Task = Rewrite the lines starting at the one containing "- FancyBboxPatch shape: [458, 495, 637, 517]" and stopping after the one containing "- Text: Seniors > 75: Seniors", replacing "Youth" with "Young adults" and keeping everything else unchanged.

** Start Records for this exercise **

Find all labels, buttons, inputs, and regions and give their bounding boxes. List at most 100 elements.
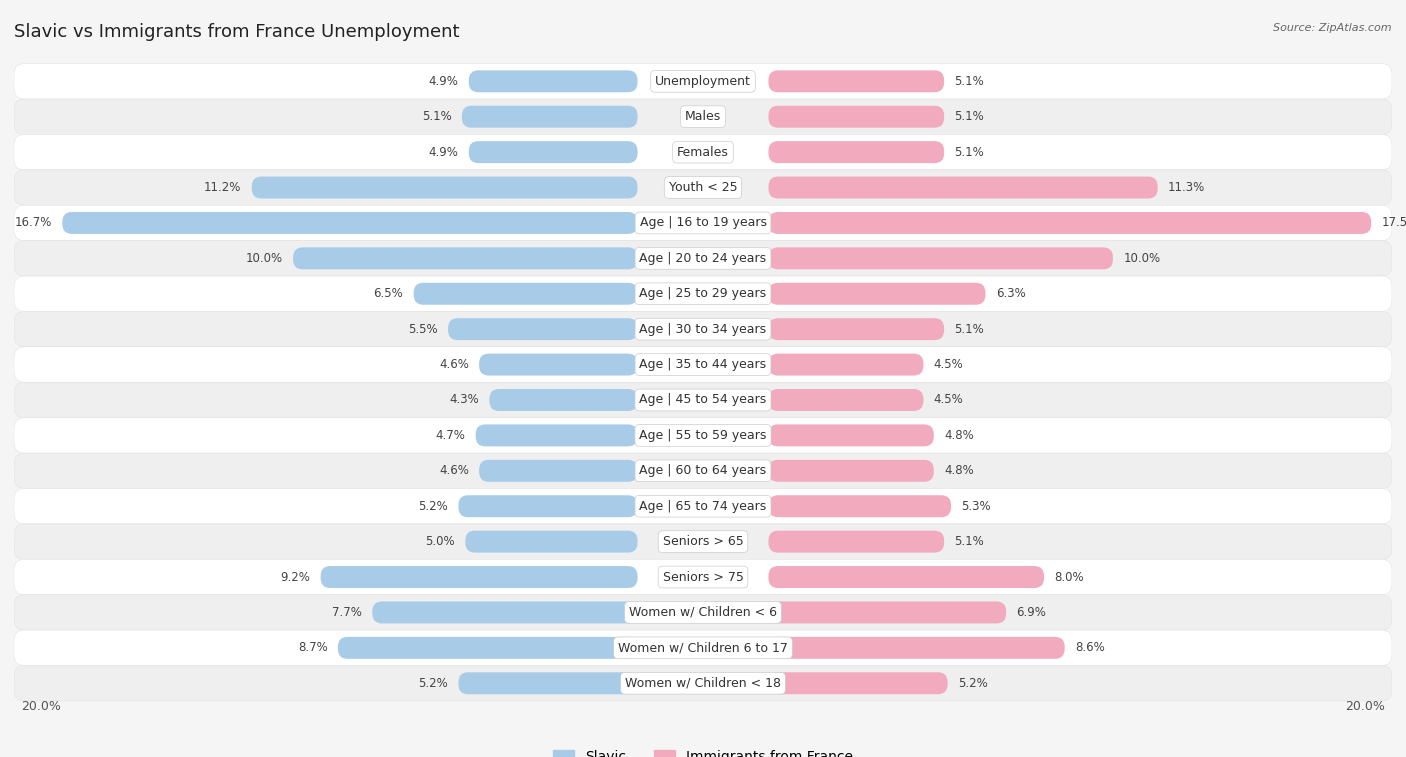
- FancyBboxPatch shape: [458, 495, 637, 517]
- Text: 5.0%: 5.0%: [426, 535, 456, 548]
- FancyBboxPatch shape: [321, 566, 637, 588]
- FancyBboxPatch shape: [14, 135, 1392, 170]
- Text: 11.3%: 11.3%: [1168, 181, 1205, 194]
- Text: 5.1%: 5.1%: [955, 322, 984, 335]
- FancyBboxPatch shape: [468, 141, 637, 163]
- Text: 4.7%: 4.7%: [436, 429, 465, 442]
- FancyBboxPatch shape: [475, 425, 637, 447]
- Text: 5.1%: 5.1%: [955, 75, 984, 88]
- Text: Age | 55 to 59 years: Age | 55 to 59 years: [640, 429, 766, 442]
- Text: 4.6%: 4.6%: [439, 358, 468, 371]
- FancyBboxPatch shape: [769, 389, 924, 411]
- Text: 6.5%: 6.5%: [374, 287, 404, 301]
- Text: 10.0%: 10.0%: [1123, 252, 1160, 265]
- FancyBboxPatch shape: [769, 106, 945, 128]
- FancyBboxPatch shape: [413, 283, 637, 305]
- FancyBboxPatch shape: [14, 347, 1392, 382]
- Text: 5.2%: 5.2%: [419, 677, 449, 690]
- Text: Age | 45 to 54 years: Age | 45 to 54 years: [640, 394, 766, 407]
- FancyBboxPatch shape: [769, 70, 945, 92]
- Text: 11.2%: 11.2%: [204, 181, 242, 194]
- FancyBboxPatch shape: [769, 672, 948, 694]
- FancyBboxPatch shape: [449, 318, 637, 340]
- FancyBboxPatch shape: [14, 382, 1392, 418]
- Text: 5.1%: 5.1%: [955, 145, 984, 159]
- Text: Youth < 25: Youth < 25: [669, 181, 737, 194]
- Text: 8.6%: 8.6%: [1076, 641, 1105, 654]
- FancyBboxPatch shape: [769, 176, 1157, 198]
- FancyBboxPatch shape: [14, 488, 1392, 524]
- FancyBboxPatch shape: [62, 212, 637, 234]
- Text: 5.1%: 5.1%: [422, 111, 451, 123]
- Text: Women w/ Children 6 to 17: Women w/ Children 6 to 17: [619, 641, 787, 654]
- FancyBboxPatch shape: [14, 205, 1392, 241]
- Text: 20.0%: 20.0%: [21, 699, 60, 713]
- Text: Females: Females: [678, 145, 728, 159]
- Text: Seniors > 75: Seniors > 75: [662, 571, 744, 584]
- Text: 20.0%: 20.0%: [1346, 699, 1385, 713]
- FancyBboxPatch shape: [14, 665, 1392, 701]
- Text: Age | 20 to 24 years: Age | 20 to 24 years: [640, 252, 766, 265]
- FancyBboxPatch shape: [769, 425, 934, 447]
- Text: 4.8%: 4.8%: [945, 429, 974, 442]
- FancyBboxPatch shape: [14, 64, 1392, 99]
- FancyBboxPatch shape: [14, 241, 1392, 276]
- Text: 5.3%: 5.3%: [962, 500, 991, 512]
- Text: Women w/ Children < 6: Women w/ Children < 6: [628, 606, 778, 619]
- FancyBboxPatch shape: [769, 283, 986, 305]
- FancyBboxPatch shape: [458, 672, 637, 694]
- FancyBboxPatch shape: [468, 70, 637, 92]
- Text: 4.5%: 4.5%: [934, 394, 963, 407]
- FancyBboxPatch shape: [14, 99, 1392, 135]
- FancyBboxPatch shape: [769, 141, 945, 163]
- FancyBboxPatch shape: [14, 418, 1392, 453]
- Text: 5.5%: 5.5%: [408, 322, 437, 335]
- Text: 4.8%: 4.8%: [945, 464, 974, 478]
- FancyBboxPatch shape: [14, 630, 1392, 665]
- FancyBboxPatch shape: [14, 524, 1392, 559]
- FancyBboxPatch shape: [252, 176, 637, 198]
- FancyBboxPatch shape: [14, 170, 1392, 205]
- Text: Unemployment: Unemployment: [655, 75, 751, 88]
- Text: 16.7%: 16.7%: [14, 217, 52, 229]
- Text: Age | 25 to 29 years: Age | 25 to 29 years: [640, 287, 766, 301]
- FancyBboxPatch shape: [337, 637, 637, 659]
- Text: 4.6%: 4.6%: [439, 464, 468, 478]
- Text: Males: Males: [685, 111, 721, 123]
- Text: Age | 30 to 34 years: Age | 30 to 34 years: [640, 322, 766, 335]
- Text: Age | 65 to 74 years: Age | 65 to 74 years: [640, 500, 766, 512]
- Text: 7.7%: 7.7%: [332, 606, 361, 619]
- Text: 8.0%: 8.0%: [1054, 571, 1084, 584]
- FancyBboxPatch shape: [373, 602, 637, 624]
- Text: 9.2%: 9.2%: [280, 571, 311, 584]
- FancyBboxPatch shape: [769, 459, 934, 481]
- Text: Slavic vs Immigrants from France Unemployment: Slavic vs Immigrants from France Unemplo…: [14, 23, 460, 41]
- Text: 17.5%: 17.5%: [1382, 217, 1406, 229]
- FancyBboxPatch shape: [479, 354, 637, 375]
- Text: Women w/ Children < 18: Women w/ Children < 18: [626, 677, 780, 690]
- Text: 4.9%: 4.9%: [429, 75, 458, 88]
- Text: 8.7%: 8.7%: [298, 641, 328, 654]
- Text: Seniors > 65: Seniors > 65: [662, 535, 744, 548]
- FancyBboxPatch shape: [769, 495, 950, 517]
- FancyBboxPatch shape: [769, 354, 924, 375]
- FancyBboxPatch shape: [14, 595, 1392, 630]
- Text: 6.3%: 6.3%: [995, 287, 1025, 301]
- FancyBboxPatch shape: [769, 602, 1007, 624]
- Text: 10.0%: 10.0%: [246, 252, 283, 265]
- Text: Age | 16 to 19 years: Age | 16 to 19 years: [640, 217, 766, 229]
- FancyBboxPatch shape: [465, 531, 637, 553]
- FancyBboxPatch shape: [489, 389, 637, 411]
- Text: 5.1%: 5.1%: [955, 535, 984, 548]
- FancyBboxPatch shape: [14, 453, 1392, 488]
- Text: 5.2%: 5.2%: [419, 500, 449, 512]
- Text: 4.9%: 4.9%: [429, 145, 458, 159]
- FancyBboxPatch shape: [14, 311, 1392, 347]
- FancyBboxPatch shape: [14, 276, 1392, 311]
- Text: Age | 60 to 64 years: Age | 60 to 64 years: [640, 464, 766, 478]
- FancyBboxPatch shape: [769, 318, 945, 340]
- FancyBboxPatch shape: [769, 212, 1371, 234]
- FancyBboxPatch shape: [769, 248, 1114, 269]
- Text: 4.3%: 4.3%: [450, 394, 479, 407]
- FancyBboxPatch shape: [769, 566, 1045, 588]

** End Records for this exercise **

Task solution =
- FancyBboxPatch shape: [458, 495, 637, 517]
- Text: 5.0%: 5.0%: [426, 535, 456, 548]
- FancyBboxPatch shape: [321, 566, 637, 588]
- FancyBboxPatch shape: [14, 135, 1392, 170]
- Text: 11.3%: 11.3%: [1168, 181, 1205, 194]
- Text: 5.1%: 5.1%: [955, 322, 984, 335]
- FancyBboxPatch shape: [468, 141, 637, 163]
- Text: 4.7%: 4.7%: [436, 429, 465, 442]
- FancyBboxPatch shape: [475, 425, 637, 447]
- Text: 5.1%: 5.1%: [955, 75, 984, 88]
- Text: Age | 55 to 59 years: Age | 55 to 59 years: [640, 429, 766, 442]
- Text: 4.6%: 4.6%: [439, 358, 468, 371]
- FancyBboxPatch shape: [769, 389, 924, 411]
- Text: 6.5%: 6.5%: [374, 287, 404, 301]
- Text: 10.0%: 10.0%: [1123, 252, 1160, 265]
- FancyBboxPatch shape: [769, 106, 945, 128]
- FancyBboxPatch shape: [413, 283, 637, 305]
- FancyBboxPatch shape: [14, 347, 1392, 382]
- Text: 5.2%: 5.2%: [419, 677, 449, 690]
- Text: Age | 45 to 54 years: Age | 45 to 54 years: [640, 394, 766, 407]
- FancyBboxPatch shape: [769, 70, 945, 92]
- Text: 11.2%: 11.2%: [204, 181, 242, 194]
- FancyBboxPatch shape: [769, 672, 948, 694]
- FancyBboxPatch shape: [449, 318, 637, 340]
- FancyBboxPatch shape: [14, 382, 1392, 418]
- Text: 5.1%: 5.1%: [955, 145, 984, 159]
- Text: Young adults < 25: Young adults < 25: [669, 181, 737, 194]
- Text: 8.6%: 8.6%: [1076, 641, 1105, 654]
- FancyBboxPatch shape: [769, 176, 1157, 198]
- FancyBboxPatch shape: [14, 488, 1392, 524]
- FancyBboxPatch shape: [62, 212, 637, 234]
- Text: 5.1%: 5.1%: [422, 111, 451, 123]
- Text: Women w/ Children 6 to 17: Women w/ Children 6 to 17: [619, 641, 787, 654]
- FancyBboxPatch shape: [14, 205, 1392, 241]
- Text: 20.0%: 20.0%: [21, 699, 60, 713]
- Text: Females: Females: [678, 145, 728, 159]
- Text: Seniors > 75: Seniors > 75: [662, 571, 744, 584]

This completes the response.